WHAT THE EXERCISE ASKS » Can you transcribe every line exactly and leave the pictures behind?

EXERCISE DATA »
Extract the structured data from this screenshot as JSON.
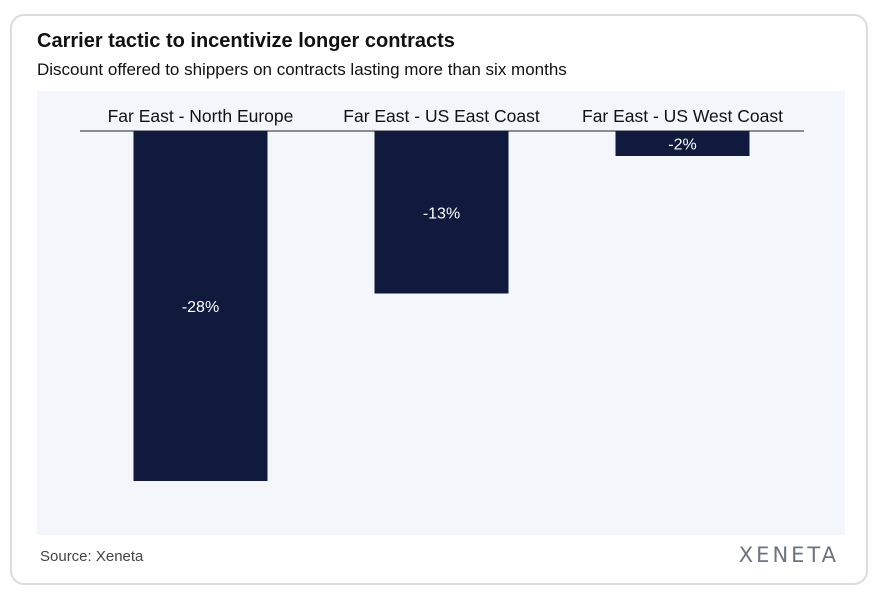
{
  "title": "Carrier tactic to incentivize longer contracts",
  "subtitle": "Discount offered to shippers on contracts lasting more than six months",
  "source": "Source: Xeneta",
  "logo_text": "XENETA",
  "colors": {
    "bar": "#0f1a3c",
    "plot_bg": "#f3f7fc",
    "label_on_bar": "#ffffff"
  },
  "chart_data": {
    "type": "bar",
    "categories": [
      "Far East - North Europe",
      "Far East - US East Coast",
      "Far East - US West Coast"
    ],
    "values": [
      -28,
      -13,
      -2
    ],
    "data_labels": [
      "-28%",
      "-13%",
      "-2%"
    ],
    "unit": "%",
    "ylim": [
      -32,
      0
    ],
    "category_axis_position": "top",
    "grid": false,
    "legend": "none"
  }
}
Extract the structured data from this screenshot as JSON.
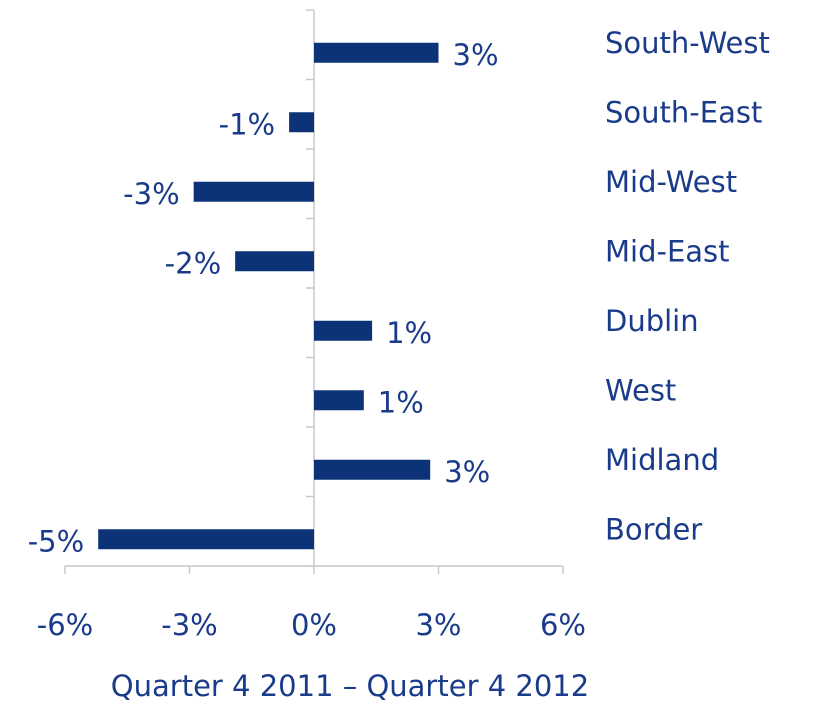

FINAL RESULT »
Extract the structured data from this screenshot as JSON.
{
  "title": "Carrier tactic to incentivize longer contracts",
  "subtitle": "Discount offered to shippers on contracts lasting more than six months",
  "source": "Source: Xeneta",
  "logo_text": "XENETA",
  "colors": {
    "bar": "#0f1a3c",
    "plot_bg": "#f3f7fc",
    "label_on_bar": "#ffffff"
  },
  "chart_data": {
    "type": "bar",
    "categories": [
      "Far East - North Europe",
      "Far East - US East Coast",
      "Far East - US West Coast"
    ],
    "values": [
      -28,
      -13,
      -2
    ],
    "data_labels": [
      "-28%",
      "-13%",
      "-2%"
    ],
    "unit": "%",
    "ylim": [
      -32,
      0
    ],
    "category_axis_position": "top",
    "grid": false,
    "legend": "none"
  }
}
Extract the structured data from this screenshot as JSON.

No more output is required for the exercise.